Look through the lines below and extract any with the word "xlabel".

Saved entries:
— BEGIN —

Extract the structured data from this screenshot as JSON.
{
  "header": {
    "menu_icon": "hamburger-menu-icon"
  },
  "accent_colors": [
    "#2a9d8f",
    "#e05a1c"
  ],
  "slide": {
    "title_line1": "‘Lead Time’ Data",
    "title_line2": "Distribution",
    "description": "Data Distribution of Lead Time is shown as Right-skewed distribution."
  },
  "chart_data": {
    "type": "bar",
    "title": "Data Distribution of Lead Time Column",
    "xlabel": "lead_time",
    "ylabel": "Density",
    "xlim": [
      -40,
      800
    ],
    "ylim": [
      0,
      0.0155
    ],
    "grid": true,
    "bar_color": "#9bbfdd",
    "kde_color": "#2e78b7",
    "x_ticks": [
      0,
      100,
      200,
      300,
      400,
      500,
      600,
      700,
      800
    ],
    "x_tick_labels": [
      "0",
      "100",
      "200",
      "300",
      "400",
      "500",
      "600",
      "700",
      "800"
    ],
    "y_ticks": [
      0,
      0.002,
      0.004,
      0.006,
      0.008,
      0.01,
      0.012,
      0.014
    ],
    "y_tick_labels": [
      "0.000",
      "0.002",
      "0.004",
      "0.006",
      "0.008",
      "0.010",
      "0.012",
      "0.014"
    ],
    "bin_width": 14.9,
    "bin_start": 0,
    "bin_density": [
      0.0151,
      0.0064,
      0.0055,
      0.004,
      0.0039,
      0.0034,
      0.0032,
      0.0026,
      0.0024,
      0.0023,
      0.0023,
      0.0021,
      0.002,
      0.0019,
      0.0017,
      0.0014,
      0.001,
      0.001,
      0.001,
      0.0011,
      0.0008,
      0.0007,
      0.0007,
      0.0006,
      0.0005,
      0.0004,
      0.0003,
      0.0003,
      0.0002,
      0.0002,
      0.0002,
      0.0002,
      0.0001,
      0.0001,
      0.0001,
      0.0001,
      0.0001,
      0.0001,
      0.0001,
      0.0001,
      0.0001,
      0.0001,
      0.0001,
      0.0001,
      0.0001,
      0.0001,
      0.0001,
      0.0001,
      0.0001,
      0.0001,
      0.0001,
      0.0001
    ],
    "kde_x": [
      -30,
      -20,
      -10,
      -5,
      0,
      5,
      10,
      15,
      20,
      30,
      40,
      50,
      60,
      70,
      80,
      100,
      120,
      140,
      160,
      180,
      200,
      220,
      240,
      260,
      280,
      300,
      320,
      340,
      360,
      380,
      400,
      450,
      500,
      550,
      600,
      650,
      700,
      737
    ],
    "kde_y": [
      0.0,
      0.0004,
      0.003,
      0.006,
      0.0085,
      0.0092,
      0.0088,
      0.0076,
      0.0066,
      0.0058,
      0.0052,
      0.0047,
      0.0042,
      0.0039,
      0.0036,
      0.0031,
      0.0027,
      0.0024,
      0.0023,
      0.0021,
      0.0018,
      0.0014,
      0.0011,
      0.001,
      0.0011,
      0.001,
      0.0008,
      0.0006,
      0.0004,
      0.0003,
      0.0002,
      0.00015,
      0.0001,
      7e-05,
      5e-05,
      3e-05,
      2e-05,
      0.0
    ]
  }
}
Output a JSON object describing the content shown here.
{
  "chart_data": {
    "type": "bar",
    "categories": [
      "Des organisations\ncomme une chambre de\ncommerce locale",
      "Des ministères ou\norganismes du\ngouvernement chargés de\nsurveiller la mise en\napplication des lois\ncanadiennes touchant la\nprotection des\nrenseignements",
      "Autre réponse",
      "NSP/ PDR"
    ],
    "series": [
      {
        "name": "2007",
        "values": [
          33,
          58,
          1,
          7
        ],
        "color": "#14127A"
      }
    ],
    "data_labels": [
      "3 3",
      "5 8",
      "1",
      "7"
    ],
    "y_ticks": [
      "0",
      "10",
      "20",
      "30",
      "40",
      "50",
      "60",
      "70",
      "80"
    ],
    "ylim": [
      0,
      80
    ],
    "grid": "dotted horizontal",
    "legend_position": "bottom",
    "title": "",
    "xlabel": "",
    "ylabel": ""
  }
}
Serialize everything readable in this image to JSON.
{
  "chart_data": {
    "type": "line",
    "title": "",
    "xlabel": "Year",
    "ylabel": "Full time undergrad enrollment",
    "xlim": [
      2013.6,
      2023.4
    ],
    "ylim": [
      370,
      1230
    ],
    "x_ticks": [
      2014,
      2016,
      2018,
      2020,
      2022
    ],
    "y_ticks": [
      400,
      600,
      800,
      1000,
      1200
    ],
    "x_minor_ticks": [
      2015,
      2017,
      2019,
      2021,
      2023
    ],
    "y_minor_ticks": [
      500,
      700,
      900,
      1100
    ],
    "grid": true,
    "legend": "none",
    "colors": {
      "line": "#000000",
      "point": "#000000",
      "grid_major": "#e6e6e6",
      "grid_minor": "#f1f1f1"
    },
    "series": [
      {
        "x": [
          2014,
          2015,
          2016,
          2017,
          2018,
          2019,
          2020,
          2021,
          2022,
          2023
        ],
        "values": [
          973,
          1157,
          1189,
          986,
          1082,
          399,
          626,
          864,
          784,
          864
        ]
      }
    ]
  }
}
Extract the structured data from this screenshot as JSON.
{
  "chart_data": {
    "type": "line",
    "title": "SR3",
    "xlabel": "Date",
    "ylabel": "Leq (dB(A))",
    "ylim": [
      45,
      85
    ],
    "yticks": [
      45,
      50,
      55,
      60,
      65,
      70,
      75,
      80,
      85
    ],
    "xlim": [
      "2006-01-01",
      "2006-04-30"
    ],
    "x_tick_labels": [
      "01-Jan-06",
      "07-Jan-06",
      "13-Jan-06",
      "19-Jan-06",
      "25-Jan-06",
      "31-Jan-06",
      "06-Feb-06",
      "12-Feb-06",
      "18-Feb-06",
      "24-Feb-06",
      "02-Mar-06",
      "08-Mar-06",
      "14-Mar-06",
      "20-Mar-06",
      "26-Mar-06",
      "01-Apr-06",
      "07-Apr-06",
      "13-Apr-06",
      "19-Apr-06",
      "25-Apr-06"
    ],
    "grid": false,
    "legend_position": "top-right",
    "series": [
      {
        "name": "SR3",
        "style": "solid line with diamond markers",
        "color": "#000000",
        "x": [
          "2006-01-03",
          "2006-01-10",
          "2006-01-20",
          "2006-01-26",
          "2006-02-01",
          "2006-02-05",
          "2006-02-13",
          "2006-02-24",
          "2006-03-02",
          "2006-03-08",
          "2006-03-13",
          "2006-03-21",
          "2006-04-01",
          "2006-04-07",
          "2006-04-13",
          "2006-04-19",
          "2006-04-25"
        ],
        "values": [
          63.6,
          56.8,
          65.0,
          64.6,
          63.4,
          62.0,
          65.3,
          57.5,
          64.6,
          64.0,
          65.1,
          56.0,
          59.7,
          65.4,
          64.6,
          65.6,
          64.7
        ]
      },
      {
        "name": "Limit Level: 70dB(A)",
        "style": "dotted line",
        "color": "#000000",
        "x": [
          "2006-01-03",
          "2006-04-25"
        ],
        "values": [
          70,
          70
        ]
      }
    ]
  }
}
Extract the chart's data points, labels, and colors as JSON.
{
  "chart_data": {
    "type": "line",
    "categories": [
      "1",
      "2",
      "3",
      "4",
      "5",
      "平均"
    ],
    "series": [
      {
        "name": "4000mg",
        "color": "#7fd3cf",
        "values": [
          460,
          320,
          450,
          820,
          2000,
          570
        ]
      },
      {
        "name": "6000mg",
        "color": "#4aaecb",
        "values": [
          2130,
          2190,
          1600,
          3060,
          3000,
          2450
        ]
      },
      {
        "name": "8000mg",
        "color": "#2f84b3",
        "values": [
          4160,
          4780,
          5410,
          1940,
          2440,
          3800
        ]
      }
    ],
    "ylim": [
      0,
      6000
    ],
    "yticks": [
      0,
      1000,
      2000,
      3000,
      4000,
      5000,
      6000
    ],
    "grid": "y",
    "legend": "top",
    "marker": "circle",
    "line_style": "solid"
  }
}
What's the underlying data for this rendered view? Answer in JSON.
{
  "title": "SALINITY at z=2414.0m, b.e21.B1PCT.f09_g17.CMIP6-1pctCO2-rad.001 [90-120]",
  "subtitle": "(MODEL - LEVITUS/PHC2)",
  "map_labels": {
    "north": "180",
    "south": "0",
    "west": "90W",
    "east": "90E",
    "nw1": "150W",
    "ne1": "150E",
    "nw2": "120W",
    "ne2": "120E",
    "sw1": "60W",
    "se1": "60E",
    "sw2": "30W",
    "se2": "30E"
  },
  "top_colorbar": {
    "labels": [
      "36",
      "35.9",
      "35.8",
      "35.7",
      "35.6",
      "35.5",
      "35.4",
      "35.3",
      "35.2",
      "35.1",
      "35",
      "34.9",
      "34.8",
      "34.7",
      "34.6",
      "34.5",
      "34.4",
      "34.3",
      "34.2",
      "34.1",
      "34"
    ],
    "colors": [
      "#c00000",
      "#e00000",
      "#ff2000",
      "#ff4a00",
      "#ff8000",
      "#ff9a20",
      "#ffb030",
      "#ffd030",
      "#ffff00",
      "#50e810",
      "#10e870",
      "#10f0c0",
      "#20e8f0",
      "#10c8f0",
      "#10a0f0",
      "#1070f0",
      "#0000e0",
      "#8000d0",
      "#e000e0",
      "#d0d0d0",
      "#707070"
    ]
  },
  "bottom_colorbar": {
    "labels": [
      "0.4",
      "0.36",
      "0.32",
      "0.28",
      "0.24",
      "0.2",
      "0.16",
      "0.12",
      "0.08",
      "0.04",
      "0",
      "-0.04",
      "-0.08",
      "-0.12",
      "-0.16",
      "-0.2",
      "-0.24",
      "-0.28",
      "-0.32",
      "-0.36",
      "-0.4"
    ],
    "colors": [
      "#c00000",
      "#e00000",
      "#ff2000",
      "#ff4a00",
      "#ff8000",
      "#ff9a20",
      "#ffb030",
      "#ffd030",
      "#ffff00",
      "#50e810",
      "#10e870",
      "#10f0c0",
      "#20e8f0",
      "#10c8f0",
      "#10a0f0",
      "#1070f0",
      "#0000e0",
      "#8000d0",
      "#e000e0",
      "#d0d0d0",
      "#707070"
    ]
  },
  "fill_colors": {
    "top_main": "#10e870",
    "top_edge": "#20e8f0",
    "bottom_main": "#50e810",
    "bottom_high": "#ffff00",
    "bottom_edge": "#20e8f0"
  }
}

— END —

* **REPLY**
    "xlabel": "lead_time",
    "xlabel": "",
    "xlabel": "Year",
    "xlabel": "Date",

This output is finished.